▸ **Given exercise**:
Only a number is required: how many lines of the material contain the word "Орловская"?

** Start Supplied records **

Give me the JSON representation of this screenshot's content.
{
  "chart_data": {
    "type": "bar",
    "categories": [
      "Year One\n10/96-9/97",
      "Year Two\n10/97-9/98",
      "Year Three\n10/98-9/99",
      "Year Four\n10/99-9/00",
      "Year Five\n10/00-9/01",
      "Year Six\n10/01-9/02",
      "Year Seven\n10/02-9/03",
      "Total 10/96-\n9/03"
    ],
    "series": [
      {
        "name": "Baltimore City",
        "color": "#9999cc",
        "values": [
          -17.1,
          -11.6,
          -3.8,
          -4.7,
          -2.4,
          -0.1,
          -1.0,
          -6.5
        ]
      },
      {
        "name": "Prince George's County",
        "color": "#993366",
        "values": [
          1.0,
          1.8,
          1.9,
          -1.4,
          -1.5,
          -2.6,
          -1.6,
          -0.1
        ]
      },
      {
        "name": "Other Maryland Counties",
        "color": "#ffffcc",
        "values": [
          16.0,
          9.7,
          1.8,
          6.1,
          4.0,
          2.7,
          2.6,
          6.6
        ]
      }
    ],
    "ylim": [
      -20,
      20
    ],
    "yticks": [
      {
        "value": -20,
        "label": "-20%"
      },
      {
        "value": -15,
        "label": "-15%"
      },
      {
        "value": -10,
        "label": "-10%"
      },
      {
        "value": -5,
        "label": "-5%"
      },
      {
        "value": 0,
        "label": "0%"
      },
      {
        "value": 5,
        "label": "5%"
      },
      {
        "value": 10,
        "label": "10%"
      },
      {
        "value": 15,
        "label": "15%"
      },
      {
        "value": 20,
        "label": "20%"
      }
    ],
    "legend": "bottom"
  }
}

** End Supplied records **
** Start Supplied records **

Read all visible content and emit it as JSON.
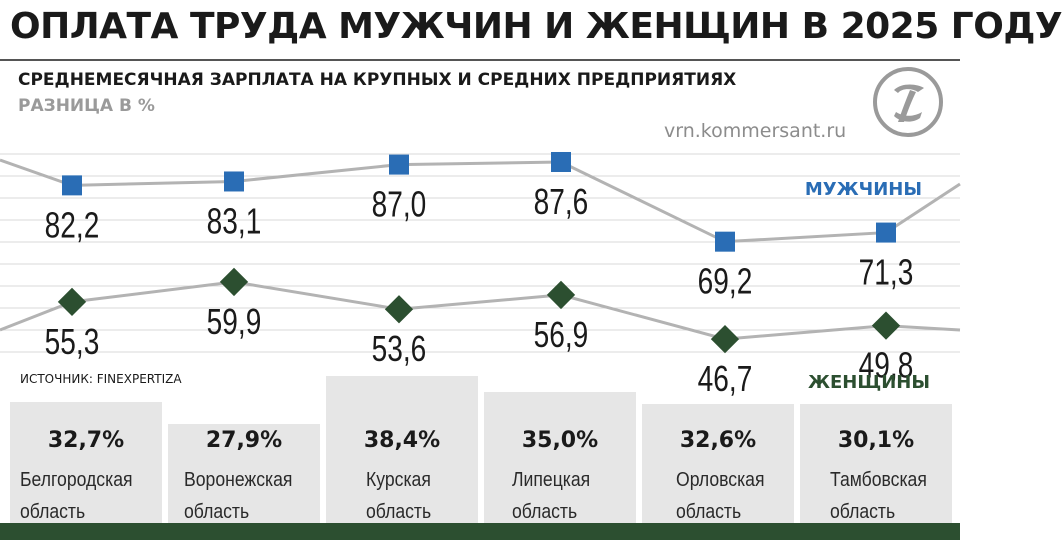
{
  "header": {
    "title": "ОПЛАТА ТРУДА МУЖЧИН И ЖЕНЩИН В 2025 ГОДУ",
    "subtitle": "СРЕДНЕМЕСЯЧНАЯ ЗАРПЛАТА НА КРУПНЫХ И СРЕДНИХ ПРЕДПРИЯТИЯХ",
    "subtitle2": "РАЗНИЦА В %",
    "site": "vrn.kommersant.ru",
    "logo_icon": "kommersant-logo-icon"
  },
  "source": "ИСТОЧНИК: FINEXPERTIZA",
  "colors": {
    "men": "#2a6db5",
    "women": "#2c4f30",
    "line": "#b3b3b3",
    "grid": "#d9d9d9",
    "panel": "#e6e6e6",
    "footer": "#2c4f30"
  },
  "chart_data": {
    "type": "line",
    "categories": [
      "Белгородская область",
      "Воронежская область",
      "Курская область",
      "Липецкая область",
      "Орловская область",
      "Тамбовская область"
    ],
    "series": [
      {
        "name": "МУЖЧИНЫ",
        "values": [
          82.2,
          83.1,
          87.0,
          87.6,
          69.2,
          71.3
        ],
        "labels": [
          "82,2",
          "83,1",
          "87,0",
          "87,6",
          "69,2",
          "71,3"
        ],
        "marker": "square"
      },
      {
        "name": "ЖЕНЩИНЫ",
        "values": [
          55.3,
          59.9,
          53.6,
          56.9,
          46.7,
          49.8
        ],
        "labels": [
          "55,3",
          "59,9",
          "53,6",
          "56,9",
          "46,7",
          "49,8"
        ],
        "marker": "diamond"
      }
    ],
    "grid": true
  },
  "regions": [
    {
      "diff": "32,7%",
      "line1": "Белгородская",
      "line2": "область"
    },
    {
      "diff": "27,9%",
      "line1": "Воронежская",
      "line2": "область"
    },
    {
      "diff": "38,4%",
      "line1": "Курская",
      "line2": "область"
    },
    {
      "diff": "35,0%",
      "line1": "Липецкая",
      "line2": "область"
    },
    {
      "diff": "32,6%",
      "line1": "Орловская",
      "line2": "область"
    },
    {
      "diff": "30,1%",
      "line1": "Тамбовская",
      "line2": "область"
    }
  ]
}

** End Supplied records **

▸ **Answer to the task**:
2